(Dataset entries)
⁂

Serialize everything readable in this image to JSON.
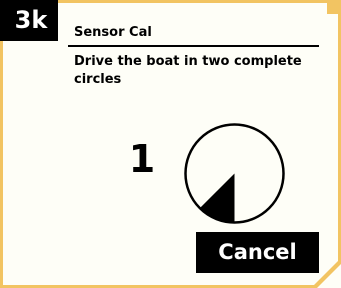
{
  "step": {
    "label": "3k"
  },
  "screen": {
    "title": "Sensor Cal",
    "instruction": "Drive the boat in two complete circles"
  },
  "progress": {
    "circle_count": "1",
    "current_circle_fraction": 0.125
  },
  "actions": {
    "cancel_label": "Cancel"
  },
  "colors": {
    "accent": "#f2c462",
    "background": "#fefef7",
    "foreground": "#000000"
  }
}
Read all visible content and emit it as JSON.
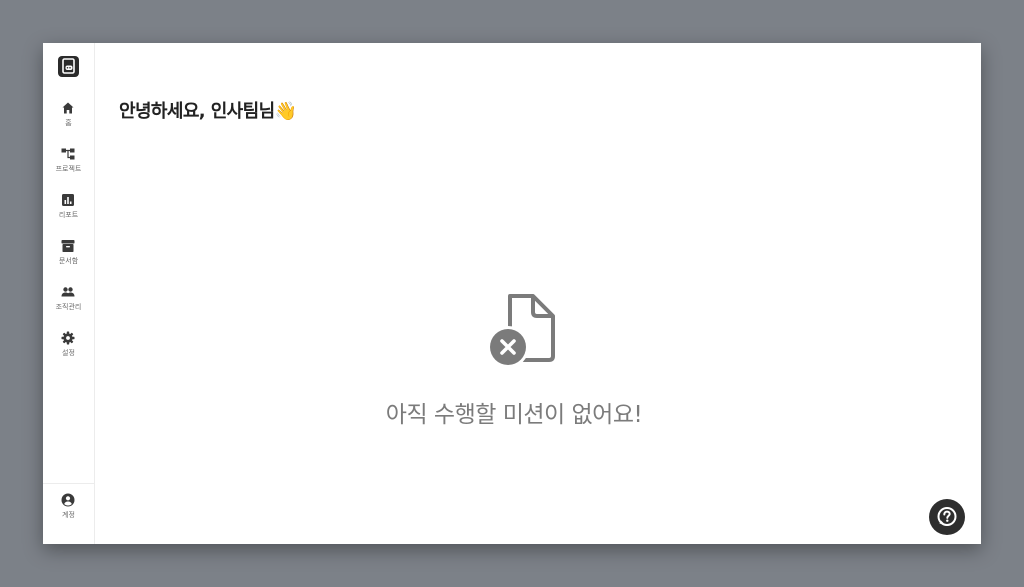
{
  "colors": {
    "backdrop": "#7c8188",
    "window_bg": "#ffffff",
    "icon_dark": "#3a3a3a",
    "empty_state_gray": "#7b7b7b",
    "help_button_bg": "#2e2e2e"
  },
  "sidebar": {
    "logo_icon": "app-logo-icon",
    "items": [
      {
        "icon": "home-icon",
        "label": "홈"
      },
      {
        "icon": "project-tree-icon",
        "label": "프로젝트"
      },
      {
        "icon": "bar-chart-icon",
        "label": "리포트"
      },
      {
        "icon": "archive-box-icon",
        "label": "문서함"
      },
      {
        "icon": "people-icon",
        "label": "조직관리"
      },
      {
        "icon": "gear-icon",
        "label": "설정"
      }
    ],
    "account": {
      "icon": "account-circle-icon",
      "label": "계정"
    }
  },
  "main": {
    "greeting": "안녕하세요, 인사팀님👋",
    "empty_state": {
      "icon": "file-error-icon",
      "message": "아직 수행할 미션이 없어요!"
    }
  },
  "help_button": {
    "icon": "help-question-icon"
  }
}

⁂

GOAL:
Copy all the lines of data exactly as they appear, dropping any images.

RESPONSE TO THIS EXERCISE:
Serialize everything readable in this image to JSON.
{
  "step": {
    "label": "3k"
  },
  "screen": {
    "title": "Sensor Cal",
    "instruction": "Drive the boat in two complete circles"
  },
  "progress": {
    "circle_count": "1",
    "current_circle_fraction": 0.125
  },
  "actions": {
    "cancel_label": "Cancel"
  },
  "colors": {
    "accent": "#f2c462",
    "background": "#fefef7",
    "foreground": "#000000"
  }
}
Read all visible content and emit it as JSON.
{
  "colors": {
    "backdrop": "#7c8188",
    "window_bg": "#ffffff",
    "icon_dark": "#3a3a3a",
    "empty_state_gray": "#7b7b7b",
    "help_button_bg": "#2e2e2e"
  },
  "sidebar": {
    "logo_icon": "app-logo-icon",
    "items": [
      {
        "icon": "home-icon",
        "label": "홈"
      },
      {
        "icon": "project-tree-icon",
        "label": "프로젝트"
      },
      {
        "icon": "bar-chart-icon",
        "label": "리포트"
      },
      {
        "icon": "archive-box-icon",
        "label": "문서함"
      },
      {
        "icon": "people-icon",
        "label": "조직관리"
      },
      {
        "icon": "gear-icon",
        "label": "설정"
      }
    ],
    "account": {
      "icon": "account-circle-icon",
      "label": "계정"
    }
  },
  "main": {
    "greeting": "안녕하세요, 인사팀님👋",
    "empty_state": {
      "icon": "file-error-icon",
      "message": "아직 수행할 미션이 없어요!"
    }
  },
  "help_button": {
    "icon": "help-question-icon"
  }
}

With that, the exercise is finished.